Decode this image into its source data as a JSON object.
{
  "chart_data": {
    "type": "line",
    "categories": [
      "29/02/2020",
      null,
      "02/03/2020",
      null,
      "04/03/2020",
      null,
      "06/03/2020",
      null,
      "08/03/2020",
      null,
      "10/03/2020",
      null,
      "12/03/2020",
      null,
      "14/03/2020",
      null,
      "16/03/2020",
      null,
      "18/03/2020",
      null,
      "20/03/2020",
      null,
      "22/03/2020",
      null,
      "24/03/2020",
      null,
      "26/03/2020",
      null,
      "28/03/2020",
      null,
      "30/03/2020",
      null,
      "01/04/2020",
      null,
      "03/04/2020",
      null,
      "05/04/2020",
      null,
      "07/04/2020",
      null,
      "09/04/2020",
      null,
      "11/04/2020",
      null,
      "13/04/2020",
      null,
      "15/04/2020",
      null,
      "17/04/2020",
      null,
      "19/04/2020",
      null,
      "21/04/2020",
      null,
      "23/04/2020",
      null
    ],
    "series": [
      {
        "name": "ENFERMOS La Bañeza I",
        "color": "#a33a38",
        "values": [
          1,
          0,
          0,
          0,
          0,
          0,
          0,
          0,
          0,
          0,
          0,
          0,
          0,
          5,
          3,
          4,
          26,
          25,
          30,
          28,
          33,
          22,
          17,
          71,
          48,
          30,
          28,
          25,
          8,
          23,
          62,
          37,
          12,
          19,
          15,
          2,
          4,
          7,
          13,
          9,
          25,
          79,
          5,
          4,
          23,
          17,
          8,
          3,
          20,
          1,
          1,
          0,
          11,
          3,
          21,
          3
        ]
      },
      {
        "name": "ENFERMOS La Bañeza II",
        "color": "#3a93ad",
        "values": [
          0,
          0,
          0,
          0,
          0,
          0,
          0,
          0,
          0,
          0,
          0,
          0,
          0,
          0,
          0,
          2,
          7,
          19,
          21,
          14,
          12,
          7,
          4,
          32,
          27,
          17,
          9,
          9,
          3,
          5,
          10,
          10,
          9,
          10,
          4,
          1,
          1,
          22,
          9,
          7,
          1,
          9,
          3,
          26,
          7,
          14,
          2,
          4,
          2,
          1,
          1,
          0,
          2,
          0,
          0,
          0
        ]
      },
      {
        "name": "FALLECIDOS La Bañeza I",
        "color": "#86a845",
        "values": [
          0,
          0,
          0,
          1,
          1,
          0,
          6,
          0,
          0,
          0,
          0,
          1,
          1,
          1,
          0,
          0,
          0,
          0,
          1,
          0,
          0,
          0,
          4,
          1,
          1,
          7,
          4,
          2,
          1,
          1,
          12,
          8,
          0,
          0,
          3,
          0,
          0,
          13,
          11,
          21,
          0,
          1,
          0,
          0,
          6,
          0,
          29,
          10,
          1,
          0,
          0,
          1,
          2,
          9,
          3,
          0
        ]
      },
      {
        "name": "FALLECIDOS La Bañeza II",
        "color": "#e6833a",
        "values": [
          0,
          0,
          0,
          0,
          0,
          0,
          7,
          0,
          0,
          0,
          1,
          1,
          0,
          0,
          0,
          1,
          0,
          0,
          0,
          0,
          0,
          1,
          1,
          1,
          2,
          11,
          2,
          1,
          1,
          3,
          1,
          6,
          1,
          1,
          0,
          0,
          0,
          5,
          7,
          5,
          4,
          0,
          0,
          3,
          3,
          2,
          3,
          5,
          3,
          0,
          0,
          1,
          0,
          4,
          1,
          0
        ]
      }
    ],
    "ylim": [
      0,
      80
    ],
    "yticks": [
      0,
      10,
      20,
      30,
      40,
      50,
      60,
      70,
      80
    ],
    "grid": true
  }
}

◇ ◇ ◇ ◇ ◇

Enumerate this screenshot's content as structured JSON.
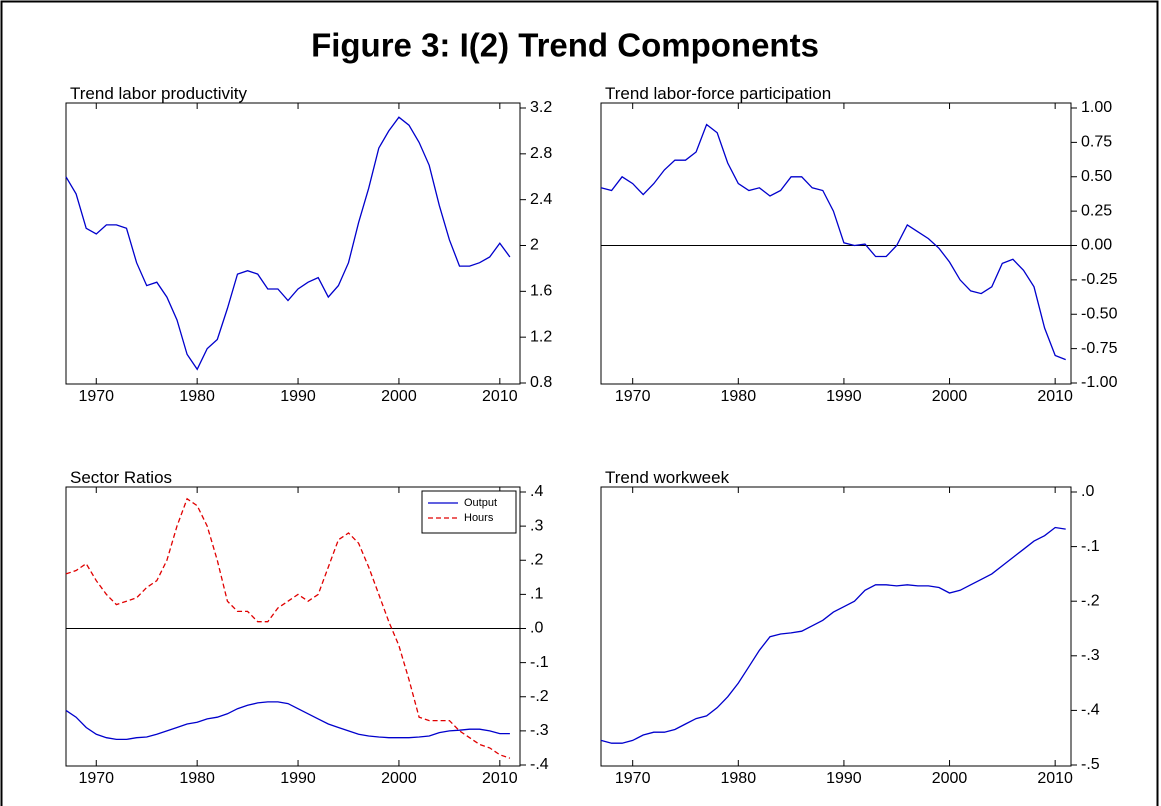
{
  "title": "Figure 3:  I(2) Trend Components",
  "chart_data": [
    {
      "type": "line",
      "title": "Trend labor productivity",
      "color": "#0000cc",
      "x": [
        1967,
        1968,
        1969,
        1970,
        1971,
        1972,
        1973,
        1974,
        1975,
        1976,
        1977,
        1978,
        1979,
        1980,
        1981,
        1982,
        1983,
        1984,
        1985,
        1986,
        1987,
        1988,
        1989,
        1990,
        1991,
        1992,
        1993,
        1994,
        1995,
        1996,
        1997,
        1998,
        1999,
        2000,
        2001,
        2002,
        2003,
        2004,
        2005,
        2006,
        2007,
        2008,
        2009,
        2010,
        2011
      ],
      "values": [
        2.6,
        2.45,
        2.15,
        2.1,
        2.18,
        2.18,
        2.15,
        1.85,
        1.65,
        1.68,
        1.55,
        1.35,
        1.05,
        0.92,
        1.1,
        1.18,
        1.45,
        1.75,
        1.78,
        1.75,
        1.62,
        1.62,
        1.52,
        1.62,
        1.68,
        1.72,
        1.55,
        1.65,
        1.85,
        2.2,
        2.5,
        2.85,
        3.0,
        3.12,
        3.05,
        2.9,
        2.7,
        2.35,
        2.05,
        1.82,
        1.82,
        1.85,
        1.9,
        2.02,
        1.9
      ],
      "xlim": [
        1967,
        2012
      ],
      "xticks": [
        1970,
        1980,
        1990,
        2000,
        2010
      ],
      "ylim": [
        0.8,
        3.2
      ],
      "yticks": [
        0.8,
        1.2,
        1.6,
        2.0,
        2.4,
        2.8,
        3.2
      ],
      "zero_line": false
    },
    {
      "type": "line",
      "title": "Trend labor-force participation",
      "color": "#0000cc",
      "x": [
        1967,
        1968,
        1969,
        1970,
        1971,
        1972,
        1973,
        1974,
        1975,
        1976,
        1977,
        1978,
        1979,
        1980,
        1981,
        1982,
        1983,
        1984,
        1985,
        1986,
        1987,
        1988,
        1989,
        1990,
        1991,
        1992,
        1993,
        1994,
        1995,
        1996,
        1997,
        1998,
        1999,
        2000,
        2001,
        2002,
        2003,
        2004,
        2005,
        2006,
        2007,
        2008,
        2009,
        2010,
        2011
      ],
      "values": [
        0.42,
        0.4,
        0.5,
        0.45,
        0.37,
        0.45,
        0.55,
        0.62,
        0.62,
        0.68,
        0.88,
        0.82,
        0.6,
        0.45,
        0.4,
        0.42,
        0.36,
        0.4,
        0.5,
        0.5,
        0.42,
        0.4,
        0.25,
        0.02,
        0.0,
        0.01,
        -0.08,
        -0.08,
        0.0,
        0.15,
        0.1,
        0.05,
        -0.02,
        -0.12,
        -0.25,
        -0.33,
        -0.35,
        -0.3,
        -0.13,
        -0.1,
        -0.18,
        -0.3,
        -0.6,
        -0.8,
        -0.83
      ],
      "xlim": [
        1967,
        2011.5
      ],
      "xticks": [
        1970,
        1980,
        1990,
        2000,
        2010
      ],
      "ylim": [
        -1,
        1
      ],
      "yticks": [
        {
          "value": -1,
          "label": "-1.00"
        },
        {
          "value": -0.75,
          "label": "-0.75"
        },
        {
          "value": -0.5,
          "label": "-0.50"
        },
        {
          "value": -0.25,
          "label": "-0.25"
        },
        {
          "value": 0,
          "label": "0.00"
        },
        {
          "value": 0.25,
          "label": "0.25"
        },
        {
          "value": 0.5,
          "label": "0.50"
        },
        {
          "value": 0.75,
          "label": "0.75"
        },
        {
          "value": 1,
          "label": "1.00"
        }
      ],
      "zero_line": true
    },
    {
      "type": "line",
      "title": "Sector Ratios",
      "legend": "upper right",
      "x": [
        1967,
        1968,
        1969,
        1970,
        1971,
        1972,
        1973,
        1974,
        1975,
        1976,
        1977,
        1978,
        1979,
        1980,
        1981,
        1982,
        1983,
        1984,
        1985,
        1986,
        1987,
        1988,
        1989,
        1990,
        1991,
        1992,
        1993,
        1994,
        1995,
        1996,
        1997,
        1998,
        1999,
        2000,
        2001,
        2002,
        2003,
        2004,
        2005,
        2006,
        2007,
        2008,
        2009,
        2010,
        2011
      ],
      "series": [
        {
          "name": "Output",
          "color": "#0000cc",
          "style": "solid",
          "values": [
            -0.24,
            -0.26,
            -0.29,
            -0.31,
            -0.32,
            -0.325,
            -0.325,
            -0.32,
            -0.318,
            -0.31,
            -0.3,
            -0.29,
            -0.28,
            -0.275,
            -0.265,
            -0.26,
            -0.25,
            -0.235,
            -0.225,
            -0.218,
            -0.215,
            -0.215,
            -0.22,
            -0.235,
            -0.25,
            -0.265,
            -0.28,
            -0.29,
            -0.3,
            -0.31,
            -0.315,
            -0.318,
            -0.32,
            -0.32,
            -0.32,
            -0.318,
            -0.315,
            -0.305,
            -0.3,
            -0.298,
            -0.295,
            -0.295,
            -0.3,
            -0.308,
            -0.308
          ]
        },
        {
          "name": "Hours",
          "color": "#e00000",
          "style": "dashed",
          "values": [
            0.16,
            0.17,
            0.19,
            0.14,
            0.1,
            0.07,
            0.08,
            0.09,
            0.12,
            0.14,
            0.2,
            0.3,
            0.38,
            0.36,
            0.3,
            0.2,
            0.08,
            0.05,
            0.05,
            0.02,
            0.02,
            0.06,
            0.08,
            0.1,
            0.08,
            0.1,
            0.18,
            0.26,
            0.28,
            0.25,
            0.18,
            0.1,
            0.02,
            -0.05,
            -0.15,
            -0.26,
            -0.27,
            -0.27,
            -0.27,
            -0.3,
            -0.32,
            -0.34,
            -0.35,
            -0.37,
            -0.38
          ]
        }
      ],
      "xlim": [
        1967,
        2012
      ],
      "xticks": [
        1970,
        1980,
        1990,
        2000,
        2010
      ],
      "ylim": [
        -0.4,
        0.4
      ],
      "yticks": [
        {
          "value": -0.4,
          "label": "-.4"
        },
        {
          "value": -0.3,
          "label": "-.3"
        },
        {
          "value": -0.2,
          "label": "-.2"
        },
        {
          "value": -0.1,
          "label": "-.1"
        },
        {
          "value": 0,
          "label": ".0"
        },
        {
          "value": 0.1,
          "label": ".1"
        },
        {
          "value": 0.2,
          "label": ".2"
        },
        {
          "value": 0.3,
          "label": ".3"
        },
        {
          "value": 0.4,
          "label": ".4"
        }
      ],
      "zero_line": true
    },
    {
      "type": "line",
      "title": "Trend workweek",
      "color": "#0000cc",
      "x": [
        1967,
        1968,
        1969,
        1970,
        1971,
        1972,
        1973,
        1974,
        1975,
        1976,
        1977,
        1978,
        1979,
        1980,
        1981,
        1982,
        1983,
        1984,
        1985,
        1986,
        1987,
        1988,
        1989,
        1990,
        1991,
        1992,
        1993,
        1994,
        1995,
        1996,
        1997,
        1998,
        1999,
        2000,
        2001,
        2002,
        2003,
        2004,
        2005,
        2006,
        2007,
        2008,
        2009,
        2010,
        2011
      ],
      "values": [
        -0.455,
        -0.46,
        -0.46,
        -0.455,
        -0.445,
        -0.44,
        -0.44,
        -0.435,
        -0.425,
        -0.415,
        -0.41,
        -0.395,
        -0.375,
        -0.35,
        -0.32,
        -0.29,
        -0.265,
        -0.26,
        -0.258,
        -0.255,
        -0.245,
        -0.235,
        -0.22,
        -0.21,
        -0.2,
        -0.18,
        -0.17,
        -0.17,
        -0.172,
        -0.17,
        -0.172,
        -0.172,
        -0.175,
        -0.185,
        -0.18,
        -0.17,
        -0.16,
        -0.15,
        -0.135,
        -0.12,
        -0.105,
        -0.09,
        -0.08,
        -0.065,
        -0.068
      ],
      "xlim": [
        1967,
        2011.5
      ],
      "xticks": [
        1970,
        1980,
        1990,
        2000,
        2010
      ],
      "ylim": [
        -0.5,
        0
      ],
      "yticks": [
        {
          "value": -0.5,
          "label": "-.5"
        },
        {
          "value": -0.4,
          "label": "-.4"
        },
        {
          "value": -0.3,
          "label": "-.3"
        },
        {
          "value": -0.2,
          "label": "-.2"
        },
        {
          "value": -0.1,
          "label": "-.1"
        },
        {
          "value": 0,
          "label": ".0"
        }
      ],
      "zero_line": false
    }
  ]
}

◇ ◇ ◇ ◇ ◇

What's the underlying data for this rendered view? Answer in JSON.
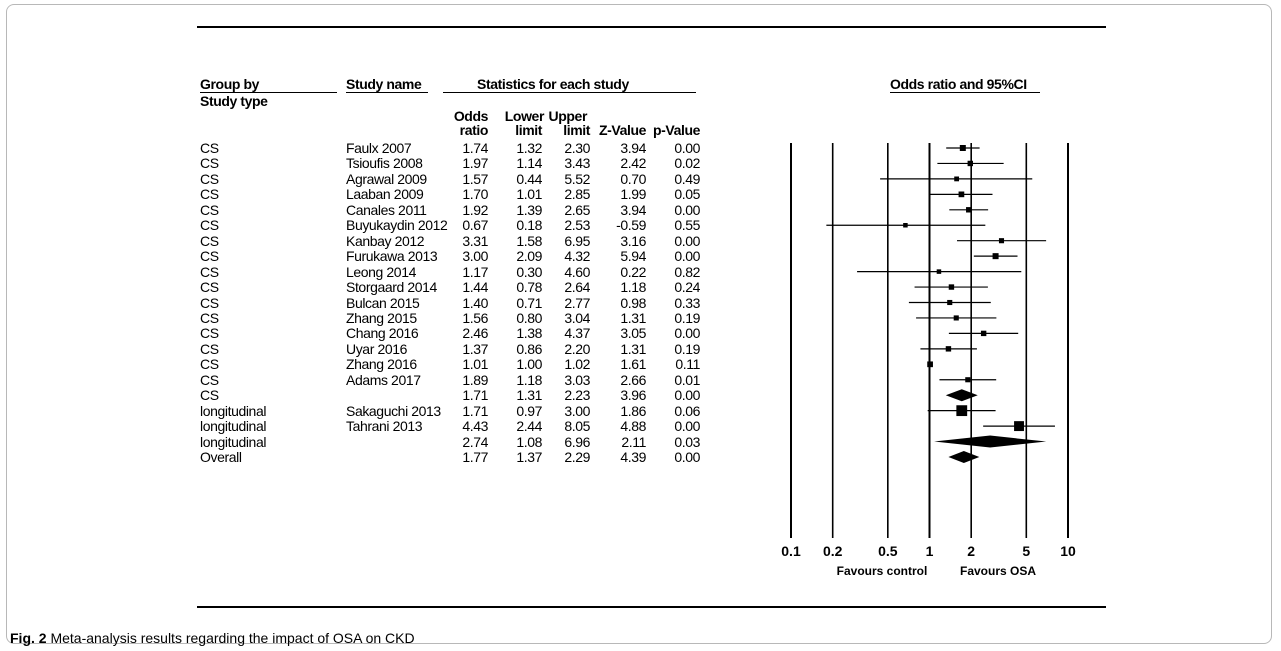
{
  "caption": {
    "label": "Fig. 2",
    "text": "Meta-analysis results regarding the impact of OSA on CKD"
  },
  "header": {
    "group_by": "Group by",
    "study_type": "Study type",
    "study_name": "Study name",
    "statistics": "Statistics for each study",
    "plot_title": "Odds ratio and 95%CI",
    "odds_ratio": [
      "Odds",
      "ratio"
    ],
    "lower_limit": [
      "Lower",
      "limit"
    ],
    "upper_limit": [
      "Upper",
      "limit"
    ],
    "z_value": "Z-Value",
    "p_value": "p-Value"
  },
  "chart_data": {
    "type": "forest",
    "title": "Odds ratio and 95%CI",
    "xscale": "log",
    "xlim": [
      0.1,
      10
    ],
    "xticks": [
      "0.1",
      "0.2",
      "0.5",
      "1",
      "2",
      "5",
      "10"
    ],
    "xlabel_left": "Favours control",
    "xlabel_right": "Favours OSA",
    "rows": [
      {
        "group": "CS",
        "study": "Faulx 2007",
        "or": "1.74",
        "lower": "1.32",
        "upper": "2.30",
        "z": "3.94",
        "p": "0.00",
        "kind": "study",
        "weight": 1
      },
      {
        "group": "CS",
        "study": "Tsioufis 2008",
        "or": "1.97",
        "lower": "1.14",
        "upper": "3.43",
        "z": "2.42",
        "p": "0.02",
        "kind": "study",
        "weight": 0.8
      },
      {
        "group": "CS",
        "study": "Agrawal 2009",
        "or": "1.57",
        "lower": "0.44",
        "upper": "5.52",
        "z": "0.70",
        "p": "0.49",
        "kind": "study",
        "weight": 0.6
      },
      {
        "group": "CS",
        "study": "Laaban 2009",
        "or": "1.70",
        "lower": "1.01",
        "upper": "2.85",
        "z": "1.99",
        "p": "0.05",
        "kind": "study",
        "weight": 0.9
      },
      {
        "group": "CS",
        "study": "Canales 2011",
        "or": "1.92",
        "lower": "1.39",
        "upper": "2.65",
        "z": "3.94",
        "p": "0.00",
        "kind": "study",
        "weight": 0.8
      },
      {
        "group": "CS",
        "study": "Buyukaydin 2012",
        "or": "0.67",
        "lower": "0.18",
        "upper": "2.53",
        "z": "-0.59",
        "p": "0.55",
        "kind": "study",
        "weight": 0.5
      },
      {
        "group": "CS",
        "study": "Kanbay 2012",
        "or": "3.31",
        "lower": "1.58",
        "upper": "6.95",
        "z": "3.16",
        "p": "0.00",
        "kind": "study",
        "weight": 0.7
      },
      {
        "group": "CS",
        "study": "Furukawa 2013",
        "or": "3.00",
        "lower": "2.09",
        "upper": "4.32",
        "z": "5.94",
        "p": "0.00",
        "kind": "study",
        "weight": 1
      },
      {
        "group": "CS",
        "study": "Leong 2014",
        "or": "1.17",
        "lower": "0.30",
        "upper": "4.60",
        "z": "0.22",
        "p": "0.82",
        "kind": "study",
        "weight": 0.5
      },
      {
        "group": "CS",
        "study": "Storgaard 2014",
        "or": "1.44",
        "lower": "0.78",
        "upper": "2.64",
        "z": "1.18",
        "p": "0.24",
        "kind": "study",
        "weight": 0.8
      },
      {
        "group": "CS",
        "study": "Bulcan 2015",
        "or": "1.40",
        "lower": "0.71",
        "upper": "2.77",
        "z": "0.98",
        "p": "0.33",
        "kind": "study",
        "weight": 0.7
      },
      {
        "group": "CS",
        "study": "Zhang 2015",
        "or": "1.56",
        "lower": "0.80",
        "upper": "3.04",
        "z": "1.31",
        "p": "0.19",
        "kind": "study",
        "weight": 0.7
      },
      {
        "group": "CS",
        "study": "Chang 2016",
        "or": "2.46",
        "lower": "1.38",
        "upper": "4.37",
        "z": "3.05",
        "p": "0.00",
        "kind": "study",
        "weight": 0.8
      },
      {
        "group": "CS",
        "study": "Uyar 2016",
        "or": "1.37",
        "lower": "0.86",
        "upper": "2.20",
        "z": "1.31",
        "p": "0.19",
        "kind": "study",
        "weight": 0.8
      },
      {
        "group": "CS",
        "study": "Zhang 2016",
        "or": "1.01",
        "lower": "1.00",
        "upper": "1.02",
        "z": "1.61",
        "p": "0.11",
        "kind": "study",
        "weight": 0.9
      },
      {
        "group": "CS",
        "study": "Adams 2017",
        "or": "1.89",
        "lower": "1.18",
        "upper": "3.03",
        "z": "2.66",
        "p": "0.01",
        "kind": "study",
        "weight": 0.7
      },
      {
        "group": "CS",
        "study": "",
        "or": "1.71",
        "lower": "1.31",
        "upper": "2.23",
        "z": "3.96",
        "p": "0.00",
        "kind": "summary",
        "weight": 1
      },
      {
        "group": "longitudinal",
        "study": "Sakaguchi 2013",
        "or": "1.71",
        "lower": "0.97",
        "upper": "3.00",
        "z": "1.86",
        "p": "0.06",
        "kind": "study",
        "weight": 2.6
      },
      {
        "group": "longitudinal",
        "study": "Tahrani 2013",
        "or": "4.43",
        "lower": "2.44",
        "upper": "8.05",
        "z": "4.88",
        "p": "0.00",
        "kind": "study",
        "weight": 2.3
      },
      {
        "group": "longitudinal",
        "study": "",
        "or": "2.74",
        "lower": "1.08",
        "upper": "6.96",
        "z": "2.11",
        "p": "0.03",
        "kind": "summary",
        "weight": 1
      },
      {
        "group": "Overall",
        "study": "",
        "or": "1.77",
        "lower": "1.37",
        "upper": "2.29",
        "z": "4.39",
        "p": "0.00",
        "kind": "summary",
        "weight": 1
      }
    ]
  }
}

◇ ◇ ◇ ◇ ◇

Directions — Look through the data and show every line containing "Bañeza".

Complete output —
        "name": "ENFERMOS La Bañeza I",
        "name": "ENFERMOS La Bañeza II",
        "name": "FALLECIDOS La Bañeza I",
        "name": "FALLECIDOS La Bañeza II",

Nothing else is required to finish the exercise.